Wherever "ordered" appears in a line, list that line.

### MATERIAL PROVIDED ###

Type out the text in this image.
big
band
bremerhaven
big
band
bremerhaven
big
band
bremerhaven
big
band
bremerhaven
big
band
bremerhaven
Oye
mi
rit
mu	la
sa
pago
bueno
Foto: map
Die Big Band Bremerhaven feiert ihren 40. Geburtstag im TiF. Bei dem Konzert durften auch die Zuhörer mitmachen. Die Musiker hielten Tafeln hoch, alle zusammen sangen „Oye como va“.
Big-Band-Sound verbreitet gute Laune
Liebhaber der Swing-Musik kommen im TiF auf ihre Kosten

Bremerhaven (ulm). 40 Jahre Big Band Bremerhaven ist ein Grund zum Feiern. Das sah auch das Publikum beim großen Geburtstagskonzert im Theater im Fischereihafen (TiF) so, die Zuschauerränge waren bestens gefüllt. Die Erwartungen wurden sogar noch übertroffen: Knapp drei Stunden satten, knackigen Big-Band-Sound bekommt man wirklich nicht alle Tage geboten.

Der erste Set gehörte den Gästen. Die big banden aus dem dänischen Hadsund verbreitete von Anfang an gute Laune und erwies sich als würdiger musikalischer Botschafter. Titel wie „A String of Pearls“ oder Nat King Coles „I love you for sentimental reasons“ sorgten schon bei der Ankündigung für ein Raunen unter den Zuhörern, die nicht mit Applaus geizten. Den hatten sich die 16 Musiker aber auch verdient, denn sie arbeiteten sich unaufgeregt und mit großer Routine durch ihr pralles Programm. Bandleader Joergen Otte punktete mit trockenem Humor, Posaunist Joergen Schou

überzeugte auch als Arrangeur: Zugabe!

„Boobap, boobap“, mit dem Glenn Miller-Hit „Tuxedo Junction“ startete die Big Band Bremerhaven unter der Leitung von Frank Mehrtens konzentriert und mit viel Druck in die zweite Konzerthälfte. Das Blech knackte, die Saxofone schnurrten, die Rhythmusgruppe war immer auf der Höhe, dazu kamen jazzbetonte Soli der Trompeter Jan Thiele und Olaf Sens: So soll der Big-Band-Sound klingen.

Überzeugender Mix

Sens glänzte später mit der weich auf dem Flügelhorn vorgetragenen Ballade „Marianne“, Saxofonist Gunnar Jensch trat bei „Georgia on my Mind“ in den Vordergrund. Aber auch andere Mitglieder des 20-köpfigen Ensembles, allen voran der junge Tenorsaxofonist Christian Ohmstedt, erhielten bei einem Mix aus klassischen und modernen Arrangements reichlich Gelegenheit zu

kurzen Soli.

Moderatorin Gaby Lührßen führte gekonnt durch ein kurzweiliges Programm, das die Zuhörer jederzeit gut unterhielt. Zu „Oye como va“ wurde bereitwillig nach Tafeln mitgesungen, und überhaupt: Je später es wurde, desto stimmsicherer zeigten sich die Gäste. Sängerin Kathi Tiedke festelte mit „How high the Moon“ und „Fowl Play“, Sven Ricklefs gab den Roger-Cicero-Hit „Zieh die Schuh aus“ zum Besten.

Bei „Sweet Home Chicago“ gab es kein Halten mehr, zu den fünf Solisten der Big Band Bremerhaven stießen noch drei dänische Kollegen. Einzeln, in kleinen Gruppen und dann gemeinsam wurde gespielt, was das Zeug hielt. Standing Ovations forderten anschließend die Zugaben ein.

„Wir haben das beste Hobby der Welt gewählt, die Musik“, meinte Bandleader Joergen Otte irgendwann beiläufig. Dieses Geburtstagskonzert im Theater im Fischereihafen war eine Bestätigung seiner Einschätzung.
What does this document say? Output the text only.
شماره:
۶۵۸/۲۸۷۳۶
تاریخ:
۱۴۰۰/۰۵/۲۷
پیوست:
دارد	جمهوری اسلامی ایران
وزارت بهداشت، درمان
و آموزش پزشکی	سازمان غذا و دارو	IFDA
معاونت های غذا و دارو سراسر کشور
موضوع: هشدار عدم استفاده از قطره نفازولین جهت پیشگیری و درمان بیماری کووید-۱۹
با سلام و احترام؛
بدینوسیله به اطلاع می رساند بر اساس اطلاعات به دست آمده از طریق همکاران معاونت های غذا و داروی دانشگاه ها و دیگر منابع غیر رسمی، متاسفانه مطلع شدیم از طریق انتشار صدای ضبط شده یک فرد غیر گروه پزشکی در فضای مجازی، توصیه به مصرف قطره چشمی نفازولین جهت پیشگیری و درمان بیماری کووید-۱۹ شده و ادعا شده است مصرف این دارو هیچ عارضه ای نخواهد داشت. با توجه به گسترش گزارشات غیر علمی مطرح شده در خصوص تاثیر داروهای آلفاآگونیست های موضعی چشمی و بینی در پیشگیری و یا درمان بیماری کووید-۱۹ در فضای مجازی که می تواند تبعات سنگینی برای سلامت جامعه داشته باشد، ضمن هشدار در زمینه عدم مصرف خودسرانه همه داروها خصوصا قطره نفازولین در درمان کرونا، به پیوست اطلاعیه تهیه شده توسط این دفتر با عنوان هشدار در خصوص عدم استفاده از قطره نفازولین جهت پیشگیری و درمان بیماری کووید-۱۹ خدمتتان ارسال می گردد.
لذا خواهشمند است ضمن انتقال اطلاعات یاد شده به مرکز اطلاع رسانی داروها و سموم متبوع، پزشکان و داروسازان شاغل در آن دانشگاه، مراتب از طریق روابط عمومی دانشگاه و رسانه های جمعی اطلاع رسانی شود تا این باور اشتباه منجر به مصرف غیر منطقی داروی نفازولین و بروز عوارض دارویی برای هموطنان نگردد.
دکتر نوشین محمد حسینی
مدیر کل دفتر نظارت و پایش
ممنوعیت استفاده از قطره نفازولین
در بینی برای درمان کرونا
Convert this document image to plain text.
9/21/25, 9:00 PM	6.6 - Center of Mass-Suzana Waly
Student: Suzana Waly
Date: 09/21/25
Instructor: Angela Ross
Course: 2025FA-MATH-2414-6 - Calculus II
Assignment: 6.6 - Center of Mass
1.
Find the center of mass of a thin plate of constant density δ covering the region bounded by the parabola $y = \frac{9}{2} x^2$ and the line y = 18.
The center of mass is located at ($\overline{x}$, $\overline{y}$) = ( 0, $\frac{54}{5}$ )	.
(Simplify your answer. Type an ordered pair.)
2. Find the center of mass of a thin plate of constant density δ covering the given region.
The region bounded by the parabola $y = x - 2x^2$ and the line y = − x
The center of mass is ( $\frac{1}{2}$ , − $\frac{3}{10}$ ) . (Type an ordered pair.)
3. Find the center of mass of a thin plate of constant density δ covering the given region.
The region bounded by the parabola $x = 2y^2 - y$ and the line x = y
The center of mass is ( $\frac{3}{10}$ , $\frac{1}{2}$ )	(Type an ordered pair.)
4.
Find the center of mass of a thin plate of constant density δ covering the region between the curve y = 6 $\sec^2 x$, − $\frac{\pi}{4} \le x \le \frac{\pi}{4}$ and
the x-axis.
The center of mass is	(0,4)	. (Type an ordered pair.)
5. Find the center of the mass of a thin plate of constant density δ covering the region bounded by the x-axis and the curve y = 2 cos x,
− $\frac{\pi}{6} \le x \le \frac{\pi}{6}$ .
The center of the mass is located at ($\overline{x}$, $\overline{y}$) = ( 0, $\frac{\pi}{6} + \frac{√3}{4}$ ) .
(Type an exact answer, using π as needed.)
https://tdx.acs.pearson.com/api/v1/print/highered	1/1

###

▸ **OUTPUT FOR THIS EXERCISE**:
(Simplify your answer. Type an ordered pair.)
The center of mass is ( $\frac{1}{2}$ , − $\frac{3}{10}$ ) . (Type an ordered pair.)
The center of mass is ( $\frac{3}{10}$ , $\frac{1}{2}$ )	(Type an ordered pair.)
The center of mass is	(0,4)	. (Type an ordered pair.)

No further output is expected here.